* **Goal of the exercise**
Transcribe the whole listing below without changing a word, but leave out every image.

* **Record set**

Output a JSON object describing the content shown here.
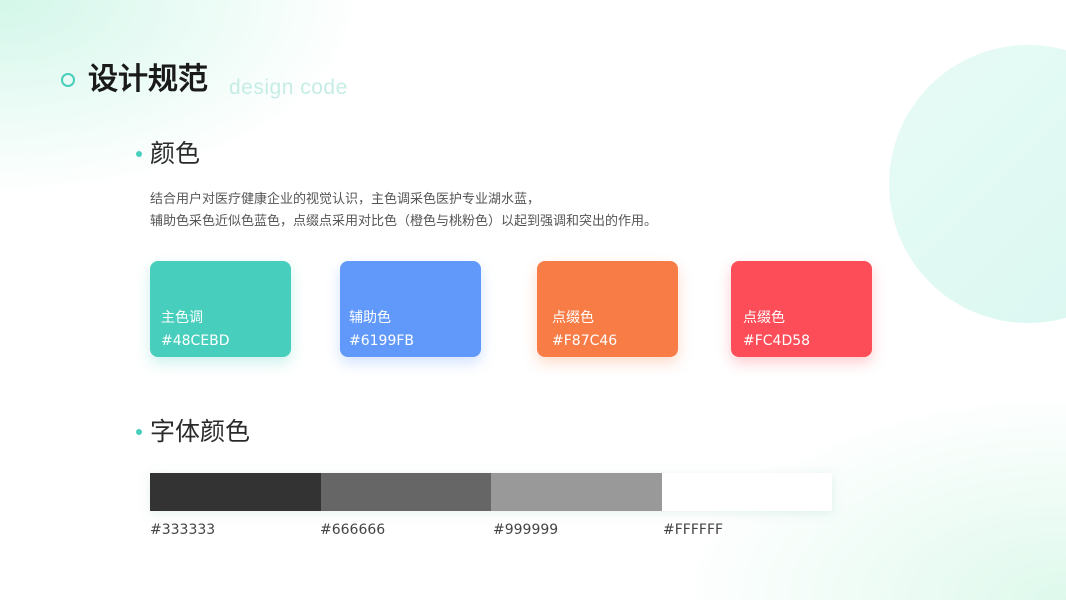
{
  "page": {
    "title": "设计规范",
    "subtitle": "design code"
  },
  "color_section": {
    "heading": "颜色",
    "description_lines": [
      "结合用户对医疗健康企业的视觉认识，主色调采色医护专业湖水蓝，",
      "辅助色采色近似色蓝色，点缀点采用对比色（橙色与桃粉色）以起到强调和突出的作用。"
    ],
    "swatches": [
      {
        "name": "主色调",
        "hex": "#48CEBD",
        "color": "#48CEBD"
      },
      {
        "name": "辅助色",
        "hex": "#6199FB",
        "color": "#6199FB"
      },
      {
        "name": "点缀色",
        "hex": "#F87C46",
        "color": "#F87C46"
      },
      {
        "name": "点缀色",
        "hex": "#FC4D58",
        "color": "#FC4D58"
      }
    ]
  },
  "font_section": {
    "heading": "字体颜色",
    "colors": [
      {
        "hex": "#333333",
        "color": "#333333"
      },
      {
        "hex": "#666666",
        "color": "#666666"
      },
      {
        "hex": "#999999",
        "color": "#999999"
      },
      {
        "hex": "#FFFFFF",
        "color": "#FFFFFF"
      }
    ]
  },
  "theme": {
    "accent": "#48CEBD"
  }
}
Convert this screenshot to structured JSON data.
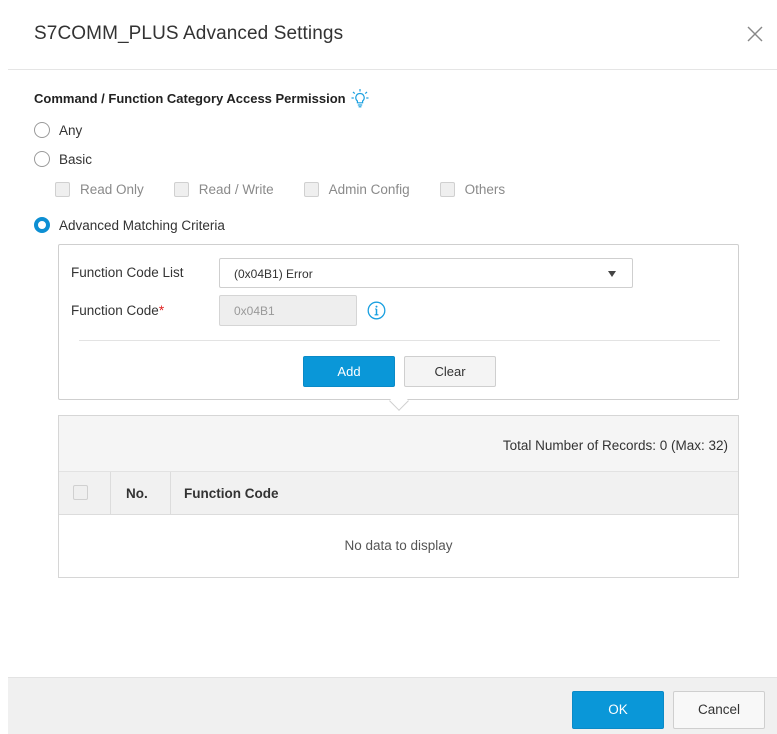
{
  "dialog": {
    "title": "S7COMM_PLUS Advanced Settings",
    "close_icon": "close-icon"
  },
  "section": {
    "title": "Command / Function Category Access Permission",
    "hint_icon": "lightbulb-icon"
  },
  "radios": {
    "any": {
      "label": "Any",
      "checked": false
    },
    "basic": {
      "label": "Basic",
      "checked": false
    },
    "advanced": {
      "label": "Advanced Matching Criteria",
      "checked": true
    }
  },
  "basic_options": [
    {
      "label": "Read Only",
      "checked": false,
      "disabled": true
    },
    {
      "label": "Read / Write",
      "checked": false,
      "disabled": true
    },
    {
      "label": "Admin Config",
      "checked": false,
      "disabled": true
    },
    {
      "label": "Others",
      "checked": false,
      "disabled": true
    }
  ],
  "advanced": {
    "function_code_list_label": "Function Code List",
    "function_code_list_value": "(0x04B1) Error",
    "function_code_label": "Function Code",
    "required_mark": "*",
    "function_code_value": "0x04B1",
    "info_icon": "info-icon",
    "add_label": "Add",
    "clear_label": "Clear"
  },
  "table": {
    "records_text": "Total Number of Records: 0 (Max: 32)",
    "columns": [
      "No.",
      "Function Code"
    ],
    "rows": [],
    "empty_text": "No data to display"
  },
  "footer": {
    "ok_label": "OK",
    "cancel_label": "Cancel"
  },
  "colors": {
    "accent": "#0a97d8",
    "required": "#e02020",
    "hint": "#1aa0e0"
  }
}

* **Task answer**
Output a JSON object describing the content shown here.
{
  "page": {
    "title": "设计规范",
    "subtitle": "design code"
  },
  "color_section": {
    "heading": "颜色",
    "description_lines": [
      "结合用户对医疗健康企业的视觉认识，主色调采色医护专业湖水蓝，",
      "辅助色采色近似色蓝色，点缀点采用对比色（橙色与桃粉色）以起到强调和突出的作用。"
    ],
    "swatches": [
      {
        "name": "主色调",
        "hex": "#48CEBD",
        "color": "#48CEBD"
      },
      {
        "name": "辅助色",
        "hex": "#6199FB",
        "color": "#6199FB"
      },
      {
        "name": "点缀色",
        "hex": "#F87C46",
        "color": "#F87C46"
      },
      {
        "name": "点缀色",
        "hex": "#FC4D58",
        "color": "#FC4D58"
      }
    ]
  },
  "font_section": {
    "heading": "字体颜色",
    "colors": [
      {
        "hex": "#333333",
        "color": "#333333"
      },
      {
        "hex": "#666666",
        "color": "#666666"
      },
      {
        "hex": "#999999",
        "color": "#999999"
      },
      {
        "hex": "#FFFFFF",
        "color": "#FFFFFF"
      }
    ]
  },
  "theme": {
    "accent": "#48CEBD"
  }
}
Convert this screenshot to structured JSON data.
{
  "dialog": {
    "title": "S7COMM_PLUS Advanced Settings",
    "close_icon": "close-icon"
  },
  "section": {
    "title": "Command / Function Category Access Permission",
    "hint_icon": "lightbulb-icon"
  },
  "radios": {
    "any": {
      "label": "Any",
      "checked": false
    },
    "basic": {
      "label": "Basic",
      "checked": false
    },
    "advanced": {
      "label": "Advanced Matching Criteria",
      "checked": true
    }
  },
  "basic_options": [
    {
      "label": "Read Only",
      "checked": false,
      "disabled": true
    },
    {
      "label": "Read / Write",
      "checked": false,
      "disabled": true
    },
    {
      "label": "Admin Config",
      "checked": false,
      "disabled": true
    },
    {
      "label": "Others",
      "checked": false,
      "disabled": true
    }
  ],
  "advanced": {
    "function_code_list_label": "Function Code List",
    "function_code_list_value": "(0x04B1) Error",
    "function_code_label": "Function Code",
    "required_mark": "*",
    "function_code_value": "0x04B1",
    "info_icon": "info-icon",
    "add_label": "Add",
    "clear_label": "Clear"
  },
  "table": {
    "records_text": "Total Number of Records: 0 (Max: 32)",
    "columns": [
      "No.",
      "Function Code"
    ],
    "rows": [],
    "empty_text": "No data to display"
  },
  "footer": {
    "ok_label": "OK",
    "cancel_label": "Cancel"
  },
  "colors": {
    "accent": "#0a97d8",
    "required": "#e02020",
    "hint": "#1aa0e0"
  }
}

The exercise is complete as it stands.